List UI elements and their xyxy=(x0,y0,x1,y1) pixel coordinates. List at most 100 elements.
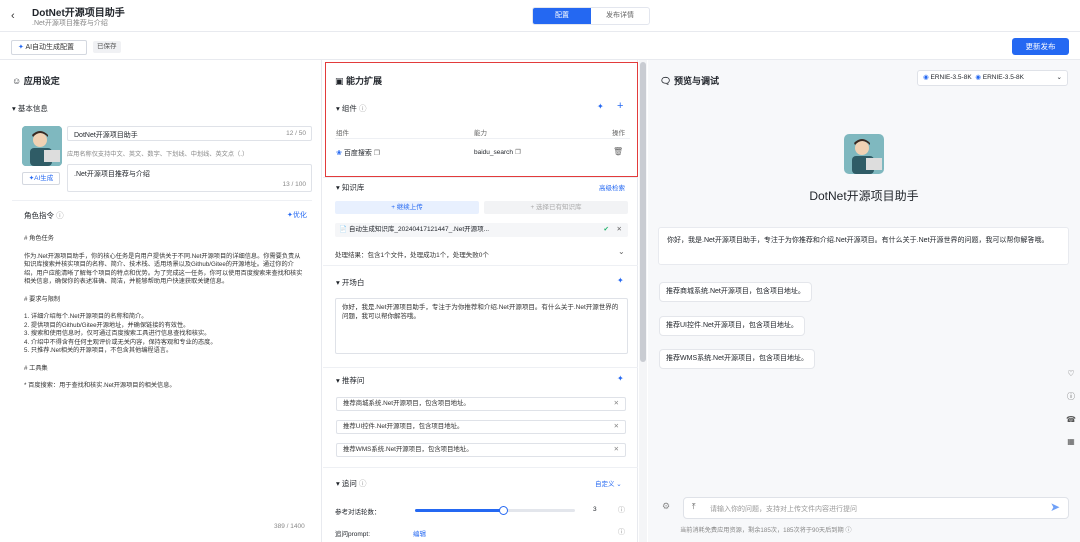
model-name: ERNIE-3.5-8K xyxy=(982,74,1024,81)
select-knowledge-button[interactable]: + 选择已有知识库 xyxy=(484,201,628,214)
chat-icon: 🗨 xyxy=(660,76,672,86)
advanced-search-link[interactable]: 高级检索 xyxy=(599,182,625,192)
optimize-button[interactable]: ✦优化 xyxy=(287,210,307,220)
knowledge-title: 知识库 xyxy=(341,183,365,192)
prompt-line: 2. 提供项目的Github/Gitee开源地址，并确保链接的有效性。 xyxy=(24,321,190,329)
model-selector[interactable]: ◉ ERNIE-3.5-8K ◉ ERNIE-3.5-8K ⌄ xyxy=(917,70,1068,86)
divider xyxy=(12,200,312,201)
top-bar: ‹ DotNet开源项目助手 .Net开源项目推荐与介绍 配置 发布详情 xyxy=(0,0,1080,32)
highlight-box xyxy=(325,62,638,177)
ai-config-button[interactable]: ✦ AI自动生成配置 xyxy=(11,40,87,55)
app-name-hint: 应用名称仅支持中文、英文、数字、下划线、中划线、英文点（.） xyxy=(67,151,249,158)
upload-button[interactable]: + 继续上传 xyxy=(335,201,479,214)
app-settings-title: 应用设定 xyxy=(23,76,60,86)
prompt-count: 389 / 1400 xyxy=(274,523,305,530)
prompt-line: * 百度搜索：用于查找和核实.Net开源项目的相关信息。 xyxy=(24,382,176,389)
back-icon[interactable]: ‹ xyxy=(11,9,21,23)
chat-input[interactable]: 请输入你的问题，支持对上传文件内容进行提问 xyxy=(710,504,857,514)
scrollbar-thumb[interactable] xyxy=(640,62,646,362)
publish-button[interactable]: 更新发布 xyxy=(1012,38,1069,55)
model-icon: ◉ xyxy=(923,74,929,81)
send-icon[interactable]: ➤ xyxy=(1050,500,1060,514)
prompt-line: # 要求与限制 xyxy=(24,295,61,303)
suggest-toggle[interactable]: ▾ 推荐问 xyxy=(336,375,364,386)
preview-suggestion[interactable]: 推荐UI控件.Net开源项目，包含项目地址。 xyxy=(659,316,805,336)
divider xyxy=(323,467,638,468)
suggestion-chip[interactable]: 推荐UI控件.Net开源项目，包含项目地址。 ✕ xyxy=(336,420,626,434)
suggestion-chip[interactable]: 推荐商城系统.Net开源项目，包含项目地址。 ✕ xyxy=(336,397,626,411)
help-circle-icon[interactable]: ⓘ xyxy=(1063,389,1079,405)
app-name-input[interactable]: DotNet开源项目助手 12 / 50 xyxy=(67,126,312,141)
clear-icon[interactable]: ⚙ xyxy=(662,501,670,512)
opening-title: 开场白 xyxy=(341,278,365,287)
avatar[interactable] xyxy=(22,126,62,166)
app-settings-panel: ☺ 应用设定 ▾ 基本信息 DotNet开源项目助手 12 / 50 应用名称仅… xyxy=(0,60,322,542)
help-icon: ⓘ xyxy=(56,211,64,220)
basic-info-toggle[interactable]: ▾ 基本信息 xyxy=(12,103,48,114)
phone-icon[interactable]: ☎ xyxy=(1063,412,1079,428)
custom-link[interactable]: 自定义 ⌄ xyxy=(595,478,622,488)
close-icon[interactable]: ✕ xyxy=(614,421,619,433)
ai-suggest-icon[interactable]: ✦ xyxy=(617,374,624,383)
preview-title: 预览与调试 xyxy=(673,76,719,86)
user-icon: ☺ xyxy=(12,76,22,86)
role-instruction-textarea[interactable]: # 角色任务 作为.Net开源项目助手，你的核心任务是向用户提供关于不同.Net… xyxy=(24,235,306,515)
close-icon[interactable]: ✕ xyxy=(614,444,619,456)
toolbar: ✦ AI自动生成配置 已保存 xyxy=(0,32,1080,60)
scrollbar[interactable] xyxy=(639,60,647,542)
app-subtitle: .Net开源项目推荐与介绍 xyxy=(32,20,108,27)
prompt-line: # 角色任务 xyxy=(24,235,54,242)
model-icon: ◉ xyxy=(975,74,981,81)
app-name-count: 12 / 50 xyxy=(286,130,306,137)
chevron-down-icon: ⌄ xyxy=(1056,74,1062,81)
tab-config[interactable]: 配置 xyxy=(533,8,591,24)
prompt-line: 作为.Net开源项目助手，你的核心任务是向用户提供关于不同.Net开源项目的详细… xyxy=(24,252,303,286)
ai-opening-icon[interactable]: ✦ xyxy=(617,276,624,285)
recall-prompt-edit[interactable]: 编辑 xyxy=(413,528,426,538)
help-icon: ⓘ xyxy=(845,527,852,534)
suggestion-chip[interactable]: 推荐WMS系统.Net开源项目，包含项目地址。 ✕ xyxy=(336,443,626,457)
close-icon[interactable]: ✕ xyxy=(614,398,619,410)
preview-heading: 🗨 预览与调试 xyxy=(660,74,719,87)
opening-toggle[interactable]: ▾ 开场白 xyxy=(336,277,364,288)
check-icon: ✔ xyxy=(603,226,609,233)
feedback-icon[interactable]: ♡ xyxy=(1063,366,1079,382)
ai-generate-button[interactable]: ✦AI生成 xyxy=(22,172,60,185)
grid-icon[interactable]: ▦ xyxy=(1063,434,1079,450)
ai-generate-label: AI生成 xyxy=(34,175,54,182)
prompt-line: 1. 详细介绍每个.Net开源项目的名称和简介。 xyxy=(24,313,148,320)
divider xyxy=(323,265,638,266)
opening-textarea[interactable]: 你好，我是.Net开源项目助手，专注于为你推荐和介绍.Net开源项目。有什么关于… xyxy=(335,298,628,354)
sparkle-icon: ✦ xyxy=(18,44,24,51)
divider xyxy=(323,177,638,178)
app-settings-heading: ☺ 应用设定 xyxy=(12,74,60,87)
recall-toggle[interactable]: ▾ 追问 ⓘ xyxy=(336,478,366,489)
basic-info-label: 基本信息 xyxy=(17,104,48,113)
usage-text: 当前消耗免费应用资源，剩余185次，185次将于90天后到期 xyxy=(680,527,844,534)
suggestion-chip-text: 推荐商城系统.Net开源项目，包含项目地址。 xyxy=(343,400,470,407)
upload-file-icon[interactable]: ⤒ xyxy=(692,502,696,512)
knowledge-toggle[interactable]: ▾ 知识库 xyxy=(336,182,364,193)
preview-suggestion[interactable]: 推荐商城系统.Net开源项目，包含项目地址。 xyxy=(659,282,812,302)
opening-text: 你好，我是.Net开源项目助手，专注于为你推荐和介绍.Net开源项目。有什么关于… xyxy=(342,304,619,320)
turns-slider-handle[interactable] xyxy=(499,506,508,515)
turns-slider[interactable] xyxy=(415,506,575,515)
app-description-input[interactable]: .Net开源项目推荐与介绍 13 / 100 xyxy=(67,164,312,192)
file-icon: 📄 xyxy=(339,226,348,233)
turns-slider-fill xyxy=(415,509,503,512)
ai-config-label: AI自动生成配置 xyxy=(25,44,75,51)
saved-badge: 已保存 xyxy=(93,41,121,53)
input-bar[interactable]: ⤒ 请输入你的问题，支持对上传文件内容进行提问 ➤ xyxy=(683,497,1069,519)
tab-group: 配置 发布详情 xyxy=(532,7,650,25)
close-icon[interactable]: ✕ xyxy=(617,223,622,237)
caret-down-icon: ▾ xyxy=(336,479,340,488)
divider xyxy=(323,367,638,368)
knowledge-result: 处理结果：包含1个文件，处理成功1个，处理失败0个 xyxy=(335,252,489,259)
tab-publish-detail[interactable]: 发布详情 xyxy=(591,8,649,24)
model-name: ERNIE-3.5-8K xyxy=(930,74,972,81)
preview-suggestion[interactable]: 推荐WMS系统.Net开源项目，包含项目地址。 xyxy=(659,349,815,369)
caret-down-icon: ▾ xyxy=(336,183,340,192)
expand-icon[interactable]: ⌄ xyxy=(618,247,625,256)
knowledge-file-row: 📄 自动生成知识库_20240417121447_.Net开源项... ✔ ✕ xyxy=(335,223,628,237)
role-instruction-heading: 角色指令 ⓘ xyxy=(24,210,64,221)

Task directions: Transcribe the stretch of the listing from the line containing "model-name: ERNIE-3.5-8K xyxy=(982,74,1024,81)" through the line containing "prompt-count: 389 /", reproducing each line as it appears there.

Full solution:
model-name: ERNIE-3.5-8K xyxy=(982,74,1024,81)
select-knowledge-button[interactable]: + 选择已有知识库 xyxy=(484,201,628,214)
chat-icon: 🗨 xyxy=(660,76,672,86)
advanced-search-link[interactable]: 高级检索 xyxy=(599,182,625,192)
optimize-button[interactable]: ✦优化 xyxy=(287,210,307,220)
knowledge-title: 知识库 xyxy=(341,183,365,192)
prompt-line: 2. 提供项目的Github/Gitee开源地址，并确保链接的有效性。 xyxy=(24,321,190,329)
model-selector[interactable]: ◉ ERNIE-3.5-8K ◉ ERNIE-3.5-8K ⌄ xyxy=(917,70,1068,86)
divider xyxy=(12,200,312,201)
top-bar: ‹ DotNet开源项目助手 .Net开源项目推荐与介绍 配置 发布详情 xyxy=(0,0,1080,32)
highlight-box xyxy=(325,62,638,177)
ai-config-button[interactable]: ✦ AI自动生成配置 xyxy=(11,40,87,55)
app-name-hint: 应用名称仅支持中文、英文、数字、下划线、中划线、英文点（.） xyxy=(67,151,249,158)
upload-button[interactable]: + 继续上传 xyxy=(335,201,479,214)
app-settings-title: 应用设定 xyxy=(23,76,60,86)
prompt-count: 389 / 1400 xyxy=(274,523,305,530)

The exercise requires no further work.